Provided material:
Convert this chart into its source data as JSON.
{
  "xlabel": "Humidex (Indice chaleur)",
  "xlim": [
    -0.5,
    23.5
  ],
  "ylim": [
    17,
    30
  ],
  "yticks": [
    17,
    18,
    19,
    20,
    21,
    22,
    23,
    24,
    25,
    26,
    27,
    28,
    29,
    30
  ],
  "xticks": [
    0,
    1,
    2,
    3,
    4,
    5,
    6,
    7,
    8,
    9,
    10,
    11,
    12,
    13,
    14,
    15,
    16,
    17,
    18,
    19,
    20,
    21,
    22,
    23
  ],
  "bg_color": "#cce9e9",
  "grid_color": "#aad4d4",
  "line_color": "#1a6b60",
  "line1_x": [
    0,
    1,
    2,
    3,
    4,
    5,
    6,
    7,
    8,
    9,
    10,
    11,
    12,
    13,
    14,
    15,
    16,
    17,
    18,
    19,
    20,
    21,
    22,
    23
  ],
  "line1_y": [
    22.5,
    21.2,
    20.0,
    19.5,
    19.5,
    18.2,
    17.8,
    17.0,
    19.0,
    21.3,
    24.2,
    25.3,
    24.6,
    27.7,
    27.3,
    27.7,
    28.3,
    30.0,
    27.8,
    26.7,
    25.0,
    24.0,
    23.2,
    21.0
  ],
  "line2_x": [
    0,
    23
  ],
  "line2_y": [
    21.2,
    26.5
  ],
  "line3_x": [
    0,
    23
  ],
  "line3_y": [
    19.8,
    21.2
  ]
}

Set problem: Write the data from above out again, exactly.

Solved exercise:
Convert this chart into its source data as JSON.
{
  "xlabel": "Humidex (Indice chaleur)",
  "xlim": [
    -0.5,
    23.5
  ],
  "ylim": [
    17,
    30
  ],
  "yticks": [
    17,
    18,
    19,
    20,
    21,
    22,
    23,
    24,
    25,
    26,
    27,
    28,
    29,
    30
  ],
  "xticks": [
    0,
    1,
    2,
    3,
    4,
    5,
    6,
    7,
    8,
    9,
    10,
    11,
    12,
    13,
    14,
    15,
    16,
    17,
    18,
    19,
    20,
    21,
    22,
    23
  ],
  "bg_color": "#cce9e9",
  "grid_color": "#aad4d4",
  "line_color": "#1a6b60",
  "line1_x": [
    0,
    1,
    2,
    3,
    4,
    5,
    6,
    7,
    8,
    9,
    10,
    11,
    12,
    13,
    14,
    15,
    16,
    17,
    18,
    19,
    20,
    21,
    22,
    23
  ],
  "line1_y": [
    22.5,
    21.2,
    20.0,
    19.5,
    19.5,
    18.2,
    17.8,
    17.0,
    19.0,
    21.3,
    24.2,
    25.3,
    24.6,
    27.7,
    27.3,
    27.7,
    28.3,
    30.0,
    27.8,
    26.7,
    25.0,
    24.0,
    23.2,
    21.0
  ],
  "line2_x": [
    0,
    23
  ],
  "line2_y": [
    21.2,
    26.5
  ],
  "line3_x": [
    0,
    23
  ],
  "line3_y": [
    19.8,
    21.2
  ]
}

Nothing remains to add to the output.